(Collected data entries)
>>>

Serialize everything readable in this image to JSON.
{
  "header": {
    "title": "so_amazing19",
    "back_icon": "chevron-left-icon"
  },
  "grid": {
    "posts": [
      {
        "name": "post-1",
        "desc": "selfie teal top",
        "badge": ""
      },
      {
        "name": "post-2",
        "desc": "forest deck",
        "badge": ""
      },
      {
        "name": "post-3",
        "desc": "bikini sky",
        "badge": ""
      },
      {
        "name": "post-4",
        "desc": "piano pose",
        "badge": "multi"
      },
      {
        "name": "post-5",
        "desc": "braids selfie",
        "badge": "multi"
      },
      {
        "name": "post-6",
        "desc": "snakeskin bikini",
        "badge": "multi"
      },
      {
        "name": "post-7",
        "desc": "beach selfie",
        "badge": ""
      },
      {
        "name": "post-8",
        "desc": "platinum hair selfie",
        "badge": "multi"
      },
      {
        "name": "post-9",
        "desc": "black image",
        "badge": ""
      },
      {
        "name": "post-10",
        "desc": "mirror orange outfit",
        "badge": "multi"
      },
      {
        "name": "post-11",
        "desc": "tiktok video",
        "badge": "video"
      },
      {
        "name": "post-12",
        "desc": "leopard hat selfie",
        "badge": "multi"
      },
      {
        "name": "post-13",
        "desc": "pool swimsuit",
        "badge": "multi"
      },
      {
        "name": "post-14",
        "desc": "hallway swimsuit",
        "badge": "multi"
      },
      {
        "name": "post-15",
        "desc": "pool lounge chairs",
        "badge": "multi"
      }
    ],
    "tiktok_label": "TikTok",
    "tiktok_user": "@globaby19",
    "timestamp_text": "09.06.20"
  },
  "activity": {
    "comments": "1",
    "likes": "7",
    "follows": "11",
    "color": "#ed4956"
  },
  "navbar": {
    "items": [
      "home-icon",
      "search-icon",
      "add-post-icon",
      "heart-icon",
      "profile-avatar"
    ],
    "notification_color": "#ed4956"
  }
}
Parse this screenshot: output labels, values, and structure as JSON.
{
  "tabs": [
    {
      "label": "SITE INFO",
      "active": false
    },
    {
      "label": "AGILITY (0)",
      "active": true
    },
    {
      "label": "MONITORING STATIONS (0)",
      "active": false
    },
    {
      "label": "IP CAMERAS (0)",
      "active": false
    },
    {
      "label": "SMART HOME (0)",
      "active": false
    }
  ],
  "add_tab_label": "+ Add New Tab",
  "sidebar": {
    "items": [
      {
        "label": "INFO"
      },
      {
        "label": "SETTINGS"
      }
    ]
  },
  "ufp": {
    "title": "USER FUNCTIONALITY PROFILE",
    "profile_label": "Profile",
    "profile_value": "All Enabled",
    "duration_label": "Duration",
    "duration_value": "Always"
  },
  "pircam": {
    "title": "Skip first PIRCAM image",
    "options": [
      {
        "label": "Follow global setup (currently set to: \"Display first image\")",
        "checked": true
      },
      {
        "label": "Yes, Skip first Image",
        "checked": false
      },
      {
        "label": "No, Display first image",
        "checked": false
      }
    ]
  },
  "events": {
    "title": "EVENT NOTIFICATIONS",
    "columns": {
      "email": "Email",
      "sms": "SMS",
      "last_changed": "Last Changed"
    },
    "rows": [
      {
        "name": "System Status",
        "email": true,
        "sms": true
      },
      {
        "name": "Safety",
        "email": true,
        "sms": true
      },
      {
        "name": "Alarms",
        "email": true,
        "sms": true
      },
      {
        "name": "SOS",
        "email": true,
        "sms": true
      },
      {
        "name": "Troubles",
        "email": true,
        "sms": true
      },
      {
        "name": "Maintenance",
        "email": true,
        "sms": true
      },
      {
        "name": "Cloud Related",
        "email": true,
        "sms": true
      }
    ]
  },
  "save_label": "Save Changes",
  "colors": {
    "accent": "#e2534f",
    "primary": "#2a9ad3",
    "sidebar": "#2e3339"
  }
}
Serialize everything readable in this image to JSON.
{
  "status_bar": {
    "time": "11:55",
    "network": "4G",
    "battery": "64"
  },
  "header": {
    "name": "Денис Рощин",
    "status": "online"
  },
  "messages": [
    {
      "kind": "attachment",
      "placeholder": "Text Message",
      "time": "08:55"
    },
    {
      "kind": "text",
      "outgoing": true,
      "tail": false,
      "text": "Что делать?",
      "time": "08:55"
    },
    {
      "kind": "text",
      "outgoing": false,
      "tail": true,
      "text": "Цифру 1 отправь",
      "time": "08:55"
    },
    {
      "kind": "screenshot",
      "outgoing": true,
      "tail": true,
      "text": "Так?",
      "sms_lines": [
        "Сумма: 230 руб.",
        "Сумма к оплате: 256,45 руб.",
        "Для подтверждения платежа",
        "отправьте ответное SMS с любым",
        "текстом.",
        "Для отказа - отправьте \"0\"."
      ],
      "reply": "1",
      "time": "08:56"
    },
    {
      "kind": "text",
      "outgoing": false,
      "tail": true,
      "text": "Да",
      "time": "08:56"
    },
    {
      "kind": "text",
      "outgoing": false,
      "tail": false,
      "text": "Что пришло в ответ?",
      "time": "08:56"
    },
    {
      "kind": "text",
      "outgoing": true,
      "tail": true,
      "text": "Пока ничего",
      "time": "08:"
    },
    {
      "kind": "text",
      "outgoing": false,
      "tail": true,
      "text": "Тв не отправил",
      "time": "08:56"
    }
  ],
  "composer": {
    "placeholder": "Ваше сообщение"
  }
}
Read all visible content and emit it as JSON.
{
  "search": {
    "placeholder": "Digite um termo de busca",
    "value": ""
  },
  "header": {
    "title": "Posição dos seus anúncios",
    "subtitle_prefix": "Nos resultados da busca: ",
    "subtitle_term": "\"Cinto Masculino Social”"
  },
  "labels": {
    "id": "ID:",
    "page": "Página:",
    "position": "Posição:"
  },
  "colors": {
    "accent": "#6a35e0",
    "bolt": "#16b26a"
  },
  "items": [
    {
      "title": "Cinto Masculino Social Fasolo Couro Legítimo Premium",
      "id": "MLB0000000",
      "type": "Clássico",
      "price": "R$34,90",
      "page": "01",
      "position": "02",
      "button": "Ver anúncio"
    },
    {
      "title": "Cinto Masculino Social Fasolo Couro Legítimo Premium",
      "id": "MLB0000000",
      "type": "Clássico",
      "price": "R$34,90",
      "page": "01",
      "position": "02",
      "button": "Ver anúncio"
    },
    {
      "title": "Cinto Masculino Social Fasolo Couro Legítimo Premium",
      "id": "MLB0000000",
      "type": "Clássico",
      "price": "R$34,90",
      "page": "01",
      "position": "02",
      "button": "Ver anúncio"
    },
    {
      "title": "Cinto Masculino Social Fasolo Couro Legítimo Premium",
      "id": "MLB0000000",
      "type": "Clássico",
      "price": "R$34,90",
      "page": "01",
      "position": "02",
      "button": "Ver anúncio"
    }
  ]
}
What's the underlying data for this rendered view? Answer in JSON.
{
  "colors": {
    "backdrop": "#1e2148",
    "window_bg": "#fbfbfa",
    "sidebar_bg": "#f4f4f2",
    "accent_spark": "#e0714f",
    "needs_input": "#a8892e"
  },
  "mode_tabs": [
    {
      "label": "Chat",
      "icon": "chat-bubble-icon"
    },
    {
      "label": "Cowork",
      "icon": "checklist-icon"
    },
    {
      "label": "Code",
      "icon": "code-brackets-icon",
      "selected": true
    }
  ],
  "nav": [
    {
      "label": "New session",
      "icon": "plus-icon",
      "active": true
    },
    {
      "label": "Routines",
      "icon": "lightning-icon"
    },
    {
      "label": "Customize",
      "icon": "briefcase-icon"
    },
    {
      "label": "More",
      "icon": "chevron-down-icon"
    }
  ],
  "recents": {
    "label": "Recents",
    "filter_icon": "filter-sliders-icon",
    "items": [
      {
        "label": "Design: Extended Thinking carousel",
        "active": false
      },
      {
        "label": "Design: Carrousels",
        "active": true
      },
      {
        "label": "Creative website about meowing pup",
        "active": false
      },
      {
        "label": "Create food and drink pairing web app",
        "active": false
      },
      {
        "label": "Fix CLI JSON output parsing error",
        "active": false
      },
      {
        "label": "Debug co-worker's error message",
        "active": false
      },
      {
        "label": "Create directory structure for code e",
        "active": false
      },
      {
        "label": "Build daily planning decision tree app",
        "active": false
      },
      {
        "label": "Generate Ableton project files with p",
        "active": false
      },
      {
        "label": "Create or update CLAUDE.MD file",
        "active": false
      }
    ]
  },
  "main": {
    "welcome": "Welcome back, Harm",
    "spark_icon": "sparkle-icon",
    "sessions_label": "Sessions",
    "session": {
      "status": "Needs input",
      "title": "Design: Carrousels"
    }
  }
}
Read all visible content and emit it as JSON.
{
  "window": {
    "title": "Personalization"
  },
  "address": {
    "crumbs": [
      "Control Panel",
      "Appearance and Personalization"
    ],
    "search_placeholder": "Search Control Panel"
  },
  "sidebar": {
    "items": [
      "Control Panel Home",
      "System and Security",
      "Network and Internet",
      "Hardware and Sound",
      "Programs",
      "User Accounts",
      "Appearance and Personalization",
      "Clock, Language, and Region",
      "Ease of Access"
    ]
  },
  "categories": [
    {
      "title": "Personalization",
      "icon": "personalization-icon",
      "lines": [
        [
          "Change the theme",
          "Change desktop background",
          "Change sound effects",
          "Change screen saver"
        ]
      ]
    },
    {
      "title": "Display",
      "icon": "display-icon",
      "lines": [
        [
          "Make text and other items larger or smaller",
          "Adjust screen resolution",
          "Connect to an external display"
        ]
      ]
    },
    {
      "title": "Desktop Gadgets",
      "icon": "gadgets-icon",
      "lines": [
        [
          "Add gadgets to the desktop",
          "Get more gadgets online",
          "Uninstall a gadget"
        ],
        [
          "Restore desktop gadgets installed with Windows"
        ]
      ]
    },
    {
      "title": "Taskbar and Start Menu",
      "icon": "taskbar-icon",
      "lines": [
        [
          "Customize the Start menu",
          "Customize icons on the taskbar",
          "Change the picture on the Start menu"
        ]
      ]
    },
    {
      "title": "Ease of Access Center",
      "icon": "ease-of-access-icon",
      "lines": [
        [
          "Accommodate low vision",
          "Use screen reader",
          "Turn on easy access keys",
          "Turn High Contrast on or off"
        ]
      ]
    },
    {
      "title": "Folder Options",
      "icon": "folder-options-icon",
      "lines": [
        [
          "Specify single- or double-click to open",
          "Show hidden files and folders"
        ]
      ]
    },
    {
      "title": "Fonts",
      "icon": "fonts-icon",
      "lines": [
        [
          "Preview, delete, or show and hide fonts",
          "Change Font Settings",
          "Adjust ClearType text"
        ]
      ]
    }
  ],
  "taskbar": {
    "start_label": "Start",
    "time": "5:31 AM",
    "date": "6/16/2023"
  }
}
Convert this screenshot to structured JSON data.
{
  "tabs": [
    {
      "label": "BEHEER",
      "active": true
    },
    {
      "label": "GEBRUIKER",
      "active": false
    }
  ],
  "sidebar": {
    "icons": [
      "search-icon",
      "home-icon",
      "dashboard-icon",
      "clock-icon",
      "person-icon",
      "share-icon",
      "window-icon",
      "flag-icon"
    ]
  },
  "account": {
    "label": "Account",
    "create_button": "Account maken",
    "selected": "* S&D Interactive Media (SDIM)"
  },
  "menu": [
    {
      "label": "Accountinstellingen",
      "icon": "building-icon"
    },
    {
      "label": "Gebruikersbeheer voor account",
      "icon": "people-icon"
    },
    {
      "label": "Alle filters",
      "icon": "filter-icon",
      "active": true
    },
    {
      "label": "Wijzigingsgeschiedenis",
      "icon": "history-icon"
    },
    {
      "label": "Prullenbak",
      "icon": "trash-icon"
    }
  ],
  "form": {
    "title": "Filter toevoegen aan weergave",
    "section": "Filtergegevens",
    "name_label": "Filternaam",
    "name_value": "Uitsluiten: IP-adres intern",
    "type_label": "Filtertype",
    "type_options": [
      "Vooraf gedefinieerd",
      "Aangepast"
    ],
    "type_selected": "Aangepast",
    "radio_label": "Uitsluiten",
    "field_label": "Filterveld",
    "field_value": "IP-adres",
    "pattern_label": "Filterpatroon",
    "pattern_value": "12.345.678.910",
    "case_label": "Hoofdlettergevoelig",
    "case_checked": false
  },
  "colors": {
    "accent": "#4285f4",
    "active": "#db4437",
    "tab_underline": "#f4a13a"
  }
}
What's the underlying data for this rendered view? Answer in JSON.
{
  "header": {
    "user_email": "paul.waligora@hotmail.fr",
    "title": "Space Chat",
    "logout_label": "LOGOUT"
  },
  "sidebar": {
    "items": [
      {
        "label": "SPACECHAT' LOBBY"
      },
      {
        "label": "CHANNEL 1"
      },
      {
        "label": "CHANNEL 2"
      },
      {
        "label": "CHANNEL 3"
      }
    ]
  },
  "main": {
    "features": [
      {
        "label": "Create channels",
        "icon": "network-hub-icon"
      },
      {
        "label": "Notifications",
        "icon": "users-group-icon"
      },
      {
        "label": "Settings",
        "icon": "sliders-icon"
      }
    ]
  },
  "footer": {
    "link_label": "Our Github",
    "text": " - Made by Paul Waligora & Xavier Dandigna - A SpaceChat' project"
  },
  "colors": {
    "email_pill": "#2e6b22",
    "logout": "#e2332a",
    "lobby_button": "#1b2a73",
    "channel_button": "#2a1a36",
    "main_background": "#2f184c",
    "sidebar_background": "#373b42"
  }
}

<<<

▸ Prompt
All lines in the data that contain the word "first" should be copied.

▸ Exercise answer
    "title": "Skip first PIRCAM image",
        "label": "Follow global setup (currently set to: \"Display first image\")",
        "label": "Yes, Skip first Image",
        "label": "No, Display first image",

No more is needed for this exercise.